Given request — Reproduce the stretch of the listing from its start through the line containing "data-point <box>1359 633 1373 647</box>", verbatim.

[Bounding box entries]
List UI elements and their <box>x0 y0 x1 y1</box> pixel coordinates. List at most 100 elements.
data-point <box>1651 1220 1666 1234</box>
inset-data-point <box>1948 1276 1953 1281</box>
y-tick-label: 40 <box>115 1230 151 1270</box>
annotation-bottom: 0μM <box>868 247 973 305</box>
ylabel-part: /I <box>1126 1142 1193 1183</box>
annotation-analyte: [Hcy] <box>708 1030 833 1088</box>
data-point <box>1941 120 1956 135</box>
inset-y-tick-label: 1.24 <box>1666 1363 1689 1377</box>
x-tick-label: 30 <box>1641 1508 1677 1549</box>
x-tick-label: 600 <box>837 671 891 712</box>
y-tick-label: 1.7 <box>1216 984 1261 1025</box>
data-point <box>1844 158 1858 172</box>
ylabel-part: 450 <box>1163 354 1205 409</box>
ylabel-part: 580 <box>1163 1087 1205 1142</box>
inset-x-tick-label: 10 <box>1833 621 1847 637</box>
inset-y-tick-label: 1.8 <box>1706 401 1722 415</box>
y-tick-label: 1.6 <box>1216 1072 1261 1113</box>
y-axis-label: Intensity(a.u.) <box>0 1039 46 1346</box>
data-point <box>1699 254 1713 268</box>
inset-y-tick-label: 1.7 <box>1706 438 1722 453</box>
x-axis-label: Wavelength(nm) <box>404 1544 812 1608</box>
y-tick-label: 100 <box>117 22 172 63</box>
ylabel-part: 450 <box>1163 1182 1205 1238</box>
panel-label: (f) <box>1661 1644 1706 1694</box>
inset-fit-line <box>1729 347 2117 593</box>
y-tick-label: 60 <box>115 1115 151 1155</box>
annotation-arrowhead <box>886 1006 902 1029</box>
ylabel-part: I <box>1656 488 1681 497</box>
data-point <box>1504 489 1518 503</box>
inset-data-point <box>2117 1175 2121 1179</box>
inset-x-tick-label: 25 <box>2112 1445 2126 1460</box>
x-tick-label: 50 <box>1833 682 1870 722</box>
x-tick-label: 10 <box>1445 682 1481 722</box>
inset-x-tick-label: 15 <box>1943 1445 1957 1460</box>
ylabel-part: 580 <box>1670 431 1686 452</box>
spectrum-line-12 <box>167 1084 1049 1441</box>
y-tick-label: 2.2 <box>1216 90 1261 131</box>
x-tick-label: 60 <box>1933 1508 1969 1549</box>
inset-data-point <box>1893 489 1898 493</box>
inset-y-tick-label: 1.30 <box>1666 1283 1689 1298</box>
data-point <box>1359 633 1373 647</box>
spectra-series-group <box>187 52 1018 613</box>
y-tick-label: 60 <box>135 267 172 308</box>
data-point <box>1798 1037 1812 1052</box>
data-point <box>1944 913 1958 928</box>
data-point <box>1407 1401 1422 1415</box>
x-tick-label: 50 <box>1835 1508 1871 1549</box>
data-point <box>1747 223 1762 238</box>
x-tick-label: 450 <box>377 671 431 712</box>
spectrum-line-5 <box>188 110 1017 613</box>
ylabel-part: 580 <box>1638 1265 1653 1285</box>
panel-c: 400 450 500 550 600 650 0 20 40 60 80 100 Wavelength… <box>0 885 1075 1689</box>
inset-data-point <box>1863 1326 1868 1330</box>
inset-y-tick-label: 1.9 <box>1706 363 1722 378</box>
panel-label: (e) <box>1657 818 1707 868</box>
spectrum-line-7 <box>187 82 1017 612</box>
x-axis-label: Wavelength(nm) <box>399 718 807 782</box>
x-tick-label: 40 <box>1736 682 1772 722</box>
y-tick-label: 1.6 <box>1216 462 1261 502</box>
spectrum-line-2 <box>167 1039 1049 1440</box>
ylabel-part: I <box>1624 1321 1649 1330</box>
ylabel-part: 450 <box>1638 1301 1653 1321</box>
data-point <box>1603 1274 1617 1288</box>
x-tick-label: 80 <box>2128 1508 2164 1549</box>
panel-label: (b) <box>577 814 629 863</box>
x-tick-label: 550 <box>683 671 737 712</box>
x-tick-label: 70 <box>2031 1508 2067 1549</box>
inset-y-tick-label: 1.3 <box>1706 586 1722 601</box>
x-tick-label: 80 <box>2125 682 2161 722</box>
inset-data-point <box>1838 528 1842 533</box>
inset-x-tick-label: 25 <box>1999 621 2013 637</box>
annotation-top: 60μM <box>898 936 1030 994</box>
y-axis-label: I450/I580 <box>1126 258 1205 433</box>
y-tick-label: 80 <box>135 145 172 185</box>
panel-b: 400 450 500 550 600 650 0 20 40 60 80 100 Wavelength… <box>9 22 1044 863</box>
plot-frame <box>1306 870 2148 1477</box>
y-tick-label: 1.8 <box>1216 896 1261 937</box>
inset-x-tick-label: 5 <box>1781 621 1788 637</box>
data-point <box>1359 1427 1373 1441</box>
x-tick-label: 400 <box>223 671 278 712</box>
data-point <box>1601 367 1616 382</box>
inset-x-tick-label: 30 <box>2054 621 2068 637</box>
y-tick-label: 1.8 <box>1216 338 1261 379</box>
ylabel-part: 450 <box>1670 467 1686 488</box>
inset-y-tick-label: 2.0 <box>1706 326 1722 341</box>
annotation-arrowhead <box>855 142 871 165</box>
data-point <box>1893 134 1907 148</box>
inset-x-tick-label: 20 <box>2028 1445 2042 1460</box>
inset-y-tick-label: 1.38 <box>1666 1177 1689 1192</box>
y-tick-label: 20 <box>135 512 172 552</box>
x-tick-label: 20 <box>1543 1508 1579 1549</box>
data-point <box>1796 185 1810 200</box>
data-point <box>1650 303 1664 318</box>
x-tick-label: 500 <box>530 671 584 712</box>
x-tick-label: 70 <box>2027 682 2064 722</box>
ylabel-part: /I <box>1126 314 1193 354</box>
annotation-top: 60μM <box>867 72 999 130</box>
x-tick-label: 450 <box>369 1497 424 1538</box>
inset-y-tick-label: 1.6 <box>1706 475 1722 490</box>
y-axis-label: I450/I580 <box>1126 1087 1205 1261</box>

Output below —
List UI elements and their <box>x0 y0 x1 y1</box> pixel coordinates. List at most 100 elements.
data-point <box>1651 1220 1666 1234</box>
inset-data-point <box>1948 1276 1953 1281</box>
y-tick-label: 40 <box>115 1230 151 1270</box>
annotation-bottom: 0μM <box>868 247 973 305</box>
ylabel-part: /I <box>1126 1142 1193 1183</box>
annotation-analyte: [Hcy] <box>708 1030 833 1088</box>
data-point <box>1941 120 1956 135</box>
inset-y-tick-label: 1.24 <box>1666 1363 1689 1377</box>
x-tick-label: 30 <box>1641 1508 1677 1549</box>
x-tick-label: 600 <box>837 671 891 712</box>
y-tick-label: 1.7 <box>1216 984 1261 1025</box>
data-point <box>1844 158 1858 172</box>
ylabel-part: 450 <box>1163 354 1205 409</box>
ylabel-part: 580 <box>1163 1087 1205 1142</box>
inset-x-tick-label: 10 <box>1833 621 1847 637</box>
inset-y-tick-label: 1.8 <box>1706 401 1722 415</box>
y-tick-label: 1.6 <box>1216 1072 1261 1113</box>
y-axis-label: Intensity(a.u.) <box>0 1039 46 1346</box>
data-point <box>1699 254 1713 268</box>
inset-y-tick-label: 1.7 <box>1706 438 1722 453</box>
x-axis-label: Wavelength(nm) <box>404 1544 812 1608</box>
y-tick-label: 100 <box>117 22 172 63</box>
ylabel-part: 450 <box>1163 1182 1205 1238</box>
panel-label: (f) <box>1661 1644 1706 1694</box>
inset-fit-line <box>1729 347 2117 593</box>
y-tick-label: 60 <box>115 1115 151 1155</box>
annotation-arrowhead <box>886 1006 902 1029</box>
ylabel-part: I <box>1656 488 1681 497</box>
data-point <box>1504 489 1518 503</box>
inset-data-point <box>2117 1175 2121 1179</box>
inset-x-tick-label: 25 <box>2112 1445 2126 1460</box>
x-tick-label: 50 <box>1833 682 1870 722</box>
x-tick-label: 10 <box>1445 682 1481 722</box>
inset-x-tick-label: 15 <box>1943 1445 1957 1460</box>
ylabel-part: 580 <box>1670 431 1686 452</box>
spectrum-line-12 <box>167 1084 1049 1441</box>
y-tick-label: 2.2 <box>1216 90 1261 131</box>
x-tick-label: 60 <box>1933 1508 1969 1549</box>
inset-data-point <box>1893 489 1898 493</box>
inset-y-tick-label: 1.30 <box>1666 1283 1689 1298</box>
data-point <box>1359 633 1373 647</box>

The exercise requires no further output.